> [SUPPLIED RECORDS]

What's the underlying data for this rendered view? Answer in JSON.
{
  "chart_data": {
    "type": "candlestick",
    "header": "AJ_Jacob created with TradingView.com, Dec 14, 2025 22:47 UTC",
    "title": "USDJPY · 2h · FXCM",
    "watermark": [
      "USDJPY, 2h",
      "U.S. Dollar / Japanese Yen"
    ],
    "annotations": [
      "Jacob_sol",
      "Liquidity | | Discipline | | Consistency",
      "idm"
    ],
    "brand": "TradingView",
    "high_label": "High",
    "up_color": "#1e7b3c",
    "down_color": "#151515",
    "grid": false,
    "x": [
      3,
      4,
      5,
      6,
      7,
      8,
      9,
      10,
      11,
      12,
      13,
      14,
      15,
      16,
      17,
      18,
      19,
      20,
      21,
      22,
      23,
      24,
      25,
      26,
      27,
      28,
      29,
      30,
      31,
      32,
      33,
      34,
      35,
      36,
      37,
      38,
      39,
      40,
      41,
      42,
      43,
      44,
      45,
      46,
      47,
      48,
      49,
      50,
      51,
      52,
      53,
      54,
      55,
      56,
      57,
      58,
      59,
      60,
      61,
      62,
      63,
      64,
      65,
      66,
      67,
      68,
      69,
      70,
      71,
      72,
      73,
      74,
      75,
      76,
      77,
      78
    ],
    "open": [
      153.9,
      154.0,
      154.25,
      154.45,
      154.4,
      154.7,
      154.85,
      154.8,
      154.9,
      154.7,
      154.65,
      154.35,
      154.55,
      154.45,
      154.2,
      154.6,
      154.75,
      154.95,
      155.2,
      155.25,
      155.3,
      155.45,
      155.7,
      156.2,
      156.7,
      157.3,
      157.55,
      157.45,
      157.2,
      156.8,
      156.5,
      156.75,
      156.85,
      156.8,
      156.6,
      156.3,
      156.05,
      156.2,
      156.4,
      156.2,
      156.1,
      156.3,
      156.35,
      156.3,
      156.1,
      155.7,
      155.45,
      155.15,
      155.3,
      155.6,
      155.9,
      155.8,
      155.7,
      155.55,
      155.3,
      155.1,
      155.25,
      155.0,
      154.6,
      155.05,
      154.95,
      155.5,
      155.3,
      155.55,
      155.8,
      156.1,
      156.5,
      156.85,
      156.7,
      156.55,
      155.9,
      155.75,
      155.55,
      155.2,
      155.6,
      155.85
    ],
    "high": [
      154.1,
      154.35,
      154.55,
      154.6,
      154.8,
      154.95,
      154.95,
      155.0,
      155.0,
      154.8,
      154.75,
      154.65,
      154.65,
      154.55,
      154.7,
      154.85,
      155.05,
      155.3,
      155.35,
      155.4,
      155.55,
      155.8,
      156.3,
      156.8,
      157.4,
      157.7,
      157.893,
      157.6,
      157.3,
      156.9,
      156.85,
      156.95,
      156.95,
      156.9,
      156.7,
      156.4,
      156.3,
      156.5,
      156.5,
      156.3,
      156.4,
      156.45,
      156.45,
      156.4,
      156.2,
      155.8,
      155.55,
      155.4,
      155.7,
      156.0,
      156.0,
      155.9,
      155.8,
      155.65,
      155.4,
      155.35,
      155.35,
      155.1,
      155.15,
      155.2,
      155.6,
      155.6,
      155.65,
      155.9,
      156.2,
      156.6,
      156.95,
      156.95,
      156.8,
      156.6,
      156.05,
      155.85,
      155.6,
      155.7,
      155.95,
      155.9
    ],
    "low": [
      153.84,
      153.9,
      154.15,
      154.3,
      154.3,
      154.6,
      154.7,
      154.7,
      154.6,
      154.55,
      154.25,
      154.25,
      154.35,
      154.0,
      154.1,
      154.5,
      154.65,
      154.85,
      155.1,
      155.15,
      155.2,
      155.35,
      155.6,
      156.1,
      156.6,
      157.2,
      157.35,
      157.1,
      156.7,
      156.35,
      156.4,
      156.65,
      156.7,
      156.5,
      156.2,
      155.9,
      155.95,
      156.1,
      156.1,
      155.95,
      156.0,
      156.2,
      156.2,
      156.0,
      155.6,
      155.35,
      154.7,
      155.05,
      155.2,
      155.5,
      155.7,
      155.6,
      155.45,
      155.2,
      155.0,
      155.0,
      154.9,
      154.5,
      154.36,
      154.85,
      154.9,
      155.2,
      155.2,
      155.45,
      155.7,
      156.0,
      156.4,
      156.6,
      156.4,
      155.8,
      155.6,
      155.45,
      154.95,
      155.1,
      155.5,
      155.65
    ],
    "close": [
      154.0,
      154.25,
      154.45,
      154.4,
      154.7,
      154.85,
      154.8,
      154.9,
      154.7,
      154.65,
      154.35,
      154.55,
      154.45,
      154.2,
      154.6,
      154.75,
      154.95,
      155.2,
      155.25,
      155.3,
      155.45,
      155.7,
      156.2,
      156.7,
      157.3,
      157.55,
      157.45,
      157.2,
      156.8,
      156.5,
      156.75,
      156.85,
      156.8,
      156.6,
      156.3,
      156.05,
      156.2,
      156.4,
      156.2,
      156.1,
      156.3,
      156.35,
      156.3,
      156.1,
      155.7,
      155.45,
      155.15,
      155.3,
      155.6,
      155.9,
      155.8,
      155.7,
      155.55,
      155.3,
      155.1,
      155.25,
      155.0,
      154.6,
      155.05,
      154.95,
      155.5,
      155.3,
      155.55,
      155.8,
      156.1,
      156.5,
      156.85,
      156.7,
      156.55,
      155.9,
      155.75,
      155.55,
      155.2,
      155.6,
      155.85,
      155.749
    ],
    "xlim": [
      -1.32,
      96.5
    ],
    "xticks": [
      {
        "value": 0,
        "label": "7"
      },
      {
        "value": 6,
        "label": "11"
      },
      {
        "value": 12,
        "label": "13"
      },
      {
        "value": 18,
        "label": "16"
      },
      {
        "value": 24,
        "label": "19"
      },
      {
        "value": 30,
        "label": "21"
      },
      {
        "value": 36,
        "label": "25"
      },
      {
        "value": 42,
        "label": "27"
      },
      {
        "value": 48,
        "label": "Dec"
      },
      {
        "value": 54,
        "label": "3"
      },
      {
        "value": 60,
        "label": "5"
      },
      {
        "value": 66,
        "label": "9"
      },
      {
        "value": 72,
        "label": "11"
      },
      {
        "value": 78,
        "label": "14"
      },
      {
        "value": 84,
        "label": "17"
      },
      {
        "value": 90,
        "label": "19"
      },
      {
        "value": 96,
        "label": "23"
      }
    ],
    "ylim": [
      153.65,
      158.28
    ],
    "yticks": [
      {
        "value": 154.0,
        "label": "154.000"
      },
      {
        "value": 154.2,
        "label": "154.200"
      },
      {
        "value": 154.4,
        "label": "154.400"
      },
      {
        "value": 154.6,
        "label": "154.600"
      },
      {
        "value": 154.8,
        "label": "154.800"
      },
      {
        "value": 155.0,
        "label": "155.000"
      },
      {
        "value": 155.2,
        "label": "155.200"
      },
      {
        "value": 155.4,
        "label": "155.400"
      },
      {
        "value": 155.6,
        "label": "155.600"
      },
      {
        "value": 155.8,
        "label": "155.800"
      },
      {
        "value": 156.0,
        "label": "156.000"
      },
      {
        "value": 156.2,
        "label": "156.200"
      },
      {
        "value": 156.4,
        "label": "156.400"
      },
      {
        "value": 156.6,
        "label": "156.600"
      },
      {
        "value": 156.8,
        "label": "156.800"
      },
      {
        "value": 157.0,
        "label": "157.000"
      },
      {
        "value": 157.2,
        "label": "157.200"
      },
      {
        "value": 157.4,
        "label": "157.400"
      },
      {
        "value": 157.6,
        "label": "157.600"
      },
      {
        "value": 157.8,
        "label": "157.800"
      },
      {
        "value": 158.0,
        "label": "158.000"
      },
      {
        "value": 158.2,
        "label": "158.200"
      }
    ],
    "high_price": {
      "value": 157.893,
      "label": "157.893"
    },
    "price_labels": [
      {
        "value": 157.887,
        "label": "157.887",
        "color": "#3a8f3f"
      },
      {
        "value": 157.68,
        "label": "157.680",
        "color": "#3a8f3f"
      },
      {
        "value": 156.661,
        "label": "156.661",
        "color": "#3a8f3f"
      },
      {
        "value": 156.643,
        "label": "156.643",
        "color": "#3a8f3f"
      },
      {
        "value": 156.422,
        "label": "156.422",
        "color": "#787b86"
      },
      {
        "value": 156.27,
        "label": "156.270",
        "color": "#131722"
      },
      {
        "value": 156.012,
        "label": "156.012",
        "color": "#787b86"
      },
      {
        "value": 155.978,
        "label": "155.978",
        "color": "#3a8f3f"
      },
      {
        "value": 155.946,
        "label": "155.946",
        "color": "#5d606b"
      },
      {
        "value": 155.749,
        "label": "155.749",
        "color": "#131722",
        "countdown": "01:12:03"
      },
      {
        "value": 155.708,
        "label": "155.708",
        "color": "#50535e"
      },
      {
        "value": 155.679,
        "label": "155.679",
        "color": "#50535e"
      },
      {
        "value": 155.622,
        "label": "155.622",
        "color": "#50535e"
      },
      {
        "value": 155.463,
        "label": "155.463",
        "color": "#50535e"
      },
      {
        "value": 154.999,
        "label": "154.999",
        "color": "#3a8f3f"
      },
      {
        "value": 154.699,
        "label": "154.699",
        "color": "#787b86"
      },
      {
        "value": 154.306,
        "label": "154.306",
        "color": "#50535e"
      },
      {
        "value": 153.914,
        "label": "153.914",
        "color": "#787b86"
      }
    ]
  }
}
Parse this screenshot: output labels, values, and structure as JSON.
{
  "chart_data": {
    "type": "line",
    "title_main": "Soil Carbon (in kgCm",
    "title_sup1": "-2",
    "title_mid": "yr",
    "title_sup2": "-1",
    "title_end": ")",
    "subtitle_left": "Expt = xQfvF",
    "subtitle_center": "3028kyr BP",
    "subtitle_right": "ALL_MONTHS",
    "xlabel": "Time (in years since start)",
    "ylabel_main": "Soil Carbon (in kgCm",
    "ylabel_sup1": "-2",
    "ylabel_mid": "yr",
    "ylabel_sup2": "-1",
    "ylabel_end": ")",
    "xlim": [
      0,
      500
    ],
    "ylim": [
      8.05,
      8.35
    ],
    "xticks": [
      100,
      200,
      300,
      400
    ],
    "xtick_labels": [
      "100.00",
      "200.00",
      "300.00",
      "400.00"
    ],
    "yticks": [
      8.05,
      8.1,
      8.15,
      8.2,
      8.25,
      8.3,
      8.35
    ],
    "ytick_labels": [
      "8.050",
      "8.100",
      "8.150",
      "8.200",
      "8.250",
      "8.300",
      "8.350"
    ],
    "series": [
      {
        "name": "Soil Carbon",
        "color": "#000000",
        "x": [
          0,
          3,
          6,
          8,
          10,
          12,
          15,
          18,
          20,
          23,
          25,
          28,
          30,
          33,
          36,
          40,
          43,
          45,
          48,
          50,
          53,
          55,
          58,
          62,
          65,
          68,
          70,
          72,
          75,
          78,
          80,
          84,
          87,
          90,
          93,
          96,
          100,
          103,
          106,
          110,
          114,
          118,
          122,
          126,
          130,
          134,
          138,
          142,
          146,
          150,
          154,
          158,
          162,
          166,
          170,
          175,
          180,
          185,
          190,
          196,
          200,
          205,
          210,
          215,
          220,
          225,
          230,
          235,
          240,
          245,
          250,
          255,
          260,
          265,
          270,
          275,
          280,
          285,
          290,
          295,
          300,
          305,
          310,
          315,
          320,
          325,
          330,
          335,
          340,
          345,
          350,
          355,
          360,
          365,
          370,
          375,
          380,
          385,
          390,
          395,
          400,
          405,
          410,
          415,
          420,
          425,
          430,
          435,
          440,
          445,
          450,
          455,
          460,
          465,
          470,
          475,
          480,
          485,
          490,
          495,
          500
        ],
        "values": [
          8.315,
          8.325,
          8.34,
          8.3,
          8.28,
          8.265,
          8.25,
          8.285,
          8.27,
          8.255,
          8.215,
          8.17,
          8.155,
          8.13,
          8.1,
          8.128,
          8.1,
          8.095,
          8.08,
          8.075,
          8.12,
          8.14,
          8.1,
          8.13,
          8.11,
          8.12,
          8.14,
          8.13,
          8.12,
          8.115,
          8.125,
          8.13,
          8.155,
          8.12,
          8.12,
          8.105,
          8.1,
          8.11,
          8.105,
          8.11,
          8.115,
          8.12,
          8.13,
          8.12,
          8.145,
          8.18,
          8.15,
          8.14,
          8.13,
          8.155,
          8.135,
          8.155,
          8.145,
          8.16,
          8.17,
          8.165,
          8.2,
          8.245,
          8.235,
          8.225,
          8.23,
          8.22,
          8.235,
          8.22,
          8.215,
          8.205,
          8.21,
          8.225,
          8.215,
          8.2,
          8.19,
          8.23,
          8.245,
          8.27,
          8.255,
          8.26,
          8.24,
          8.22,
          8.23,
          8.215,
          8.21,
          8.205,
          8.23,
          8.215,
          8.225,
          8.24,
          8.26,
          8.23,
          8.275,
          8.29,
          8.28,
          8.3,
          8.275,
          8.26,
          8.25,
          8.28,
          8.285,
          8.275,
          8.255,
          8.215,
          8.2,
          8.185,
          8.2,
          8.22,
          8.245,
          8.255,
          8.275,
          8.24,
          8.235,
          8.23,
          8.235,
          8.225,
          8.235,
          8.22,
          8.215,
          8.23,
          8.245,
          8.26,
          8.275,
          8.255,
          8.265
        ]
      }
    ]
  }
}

> [EXERCISE OBJECTIVE]
Return all lines containing the word "JSON".

> [ANSWER]
What's the underlying data for this rendered view? Answer in JSON.
Parse this screenshot: output labels, values, and structure as JSON.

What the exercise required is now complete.